AIM OF THE TASK
Extract every line below that contains the word "MANDATE".

* begin RECORD LIST *

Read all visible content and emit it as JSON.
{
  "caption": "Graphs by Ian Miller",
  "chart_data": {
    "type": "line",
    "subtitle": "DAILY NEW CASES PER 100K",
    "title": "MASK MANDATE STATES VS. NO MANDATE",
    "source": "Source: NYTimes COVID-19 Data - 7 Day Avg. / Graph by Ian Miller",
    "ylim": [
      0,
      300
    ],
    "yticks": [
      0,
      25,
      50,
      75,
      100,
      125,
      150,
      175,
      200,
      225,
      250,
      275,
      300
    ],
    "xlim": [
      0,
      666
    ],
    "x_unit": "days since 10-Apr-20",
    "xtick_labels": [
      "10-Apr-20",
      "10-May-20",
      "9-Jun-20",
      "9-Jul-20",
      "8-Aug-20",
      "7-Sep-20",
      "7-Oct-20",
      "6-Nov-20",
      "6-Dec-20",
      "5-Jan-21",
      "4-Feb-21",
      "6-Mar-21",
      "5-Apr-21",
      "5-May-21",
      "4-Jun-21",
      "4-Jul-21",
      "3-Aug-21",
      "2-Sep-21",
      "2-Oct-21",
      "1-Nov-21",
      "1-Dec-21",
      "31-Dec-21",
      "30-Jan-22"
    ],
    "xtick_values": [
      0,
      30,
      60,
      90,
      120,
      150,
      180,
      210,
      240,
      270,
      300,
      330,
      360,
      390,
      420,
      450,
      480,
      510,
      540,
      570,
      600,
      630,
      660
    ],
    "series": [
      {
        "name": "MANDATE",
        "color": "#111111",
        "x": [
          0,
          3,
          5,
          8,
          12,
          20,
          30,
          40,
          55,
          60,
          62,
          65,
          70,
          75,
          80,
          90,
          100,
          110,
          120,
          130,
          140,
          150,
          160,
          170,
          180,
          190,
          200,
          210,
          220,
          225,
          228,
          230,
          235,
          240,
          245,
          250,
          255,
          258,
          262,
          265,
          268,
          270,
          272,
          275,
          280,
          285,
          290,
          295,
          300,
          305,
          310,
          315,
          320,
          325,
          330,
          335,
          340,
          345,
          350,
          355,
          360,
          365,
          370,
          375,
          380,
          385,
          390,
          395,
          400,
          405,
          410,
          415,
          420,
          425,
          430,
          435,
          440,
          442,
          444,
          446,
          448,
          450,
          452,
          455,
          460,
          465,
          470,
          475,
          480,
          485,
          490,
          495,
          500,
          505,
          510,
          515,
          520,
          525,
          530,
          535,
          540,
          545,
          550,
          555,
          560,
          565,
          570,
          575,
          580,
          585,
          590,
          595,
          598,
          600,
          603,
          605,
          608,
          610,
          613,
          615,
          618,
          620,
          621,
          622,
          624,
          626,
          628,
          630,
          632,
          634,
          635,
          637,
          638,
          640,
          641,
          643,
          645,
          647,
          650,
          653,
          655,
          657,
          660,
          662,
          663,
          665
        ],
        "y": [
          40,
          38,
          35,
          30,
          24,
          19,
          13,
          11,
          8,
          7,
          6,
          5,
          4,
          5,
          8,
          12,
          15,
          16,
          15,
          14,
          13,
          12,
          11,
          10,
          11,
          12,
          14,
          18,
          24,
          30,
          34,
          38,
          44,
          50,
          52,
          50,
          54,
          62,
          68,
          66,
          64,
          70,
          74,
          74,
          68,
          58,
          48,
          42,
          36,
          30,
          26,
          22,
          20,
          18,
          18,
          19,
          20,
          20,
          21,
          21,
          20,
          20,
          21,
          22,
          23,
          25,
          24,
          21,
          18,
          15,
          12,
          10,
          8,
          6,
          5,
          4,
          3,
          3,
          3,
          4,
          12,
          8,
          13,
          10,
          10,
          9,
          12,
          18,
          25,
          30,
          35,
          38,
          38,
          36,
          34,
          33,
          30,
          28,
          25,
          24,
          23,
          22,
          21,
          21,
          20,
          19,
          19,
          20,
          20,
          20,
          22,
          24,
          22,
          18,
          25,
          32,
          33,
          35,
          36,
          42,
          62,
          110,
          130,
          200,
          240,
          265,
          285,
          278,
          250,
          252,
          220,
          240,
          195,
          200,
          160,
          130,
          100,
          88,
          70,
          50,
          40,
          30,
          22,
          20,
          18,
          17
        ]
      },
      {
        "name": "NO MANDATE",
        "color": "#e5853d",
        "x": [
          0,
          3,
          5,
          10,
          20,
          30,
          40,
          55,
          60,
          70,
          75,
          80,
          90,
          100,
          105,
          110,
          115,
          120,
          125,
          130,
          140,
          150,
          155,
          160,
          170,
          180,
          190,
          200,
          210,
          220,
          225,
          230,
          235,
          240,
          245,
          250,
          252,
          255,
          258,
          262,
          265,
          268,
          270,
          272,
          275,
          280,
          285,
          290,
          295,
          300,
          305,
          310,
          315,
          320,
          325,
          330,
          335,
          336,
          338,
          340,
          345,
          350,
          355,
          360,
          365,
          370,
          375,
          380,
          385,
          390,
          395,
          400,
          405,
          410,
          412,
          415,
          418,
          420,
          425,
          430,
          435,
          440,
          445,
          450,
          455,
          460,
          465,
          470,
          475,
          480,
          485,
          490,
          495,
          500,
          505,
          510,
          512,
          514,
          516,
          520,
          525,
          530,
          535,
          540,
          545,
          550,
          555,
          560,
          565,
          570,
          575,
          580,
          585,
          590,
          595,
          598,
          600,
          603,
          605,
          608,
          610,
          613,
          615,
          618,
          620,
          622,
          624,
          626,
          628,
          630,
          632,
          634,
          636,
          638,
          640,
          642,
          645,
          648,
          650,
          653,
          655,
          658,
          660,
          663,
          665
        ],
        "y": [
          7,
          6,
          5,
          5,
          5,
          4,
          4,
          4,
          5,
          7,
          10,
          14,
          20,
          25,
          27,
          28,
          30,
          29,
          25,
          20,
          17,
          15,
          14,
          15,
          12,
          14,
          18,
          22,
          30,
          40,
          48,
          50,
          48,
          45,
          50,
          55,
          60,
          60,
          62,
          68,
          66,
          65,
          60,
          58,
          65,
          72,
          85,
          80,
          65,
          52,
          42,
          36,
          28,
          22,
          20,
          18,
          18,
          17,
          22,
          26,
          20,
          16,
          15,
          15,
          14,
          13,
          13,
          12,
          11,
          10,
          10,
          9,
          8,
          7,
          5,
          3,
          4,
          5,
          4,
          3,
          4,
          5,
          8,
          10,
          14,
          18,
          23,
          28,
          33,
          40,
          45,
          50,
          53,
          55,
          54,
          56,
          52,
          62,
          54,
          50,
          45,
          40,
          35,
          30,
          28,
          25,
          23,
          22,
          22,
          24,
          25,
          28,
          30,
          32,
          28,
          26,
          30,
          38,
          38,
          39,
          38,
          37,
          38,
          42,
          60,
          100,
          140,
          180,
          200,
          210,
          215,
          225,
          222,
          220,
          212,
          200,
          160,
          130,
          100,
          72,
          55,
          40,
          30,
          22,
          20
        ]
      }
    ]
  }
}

* end RECORD LIST *

FINAL RESULT
    "title": "MASK MANDATE STATES VS. NO MANDATE",
        "name": "MANDATE",
        "name": "NO MANDATE",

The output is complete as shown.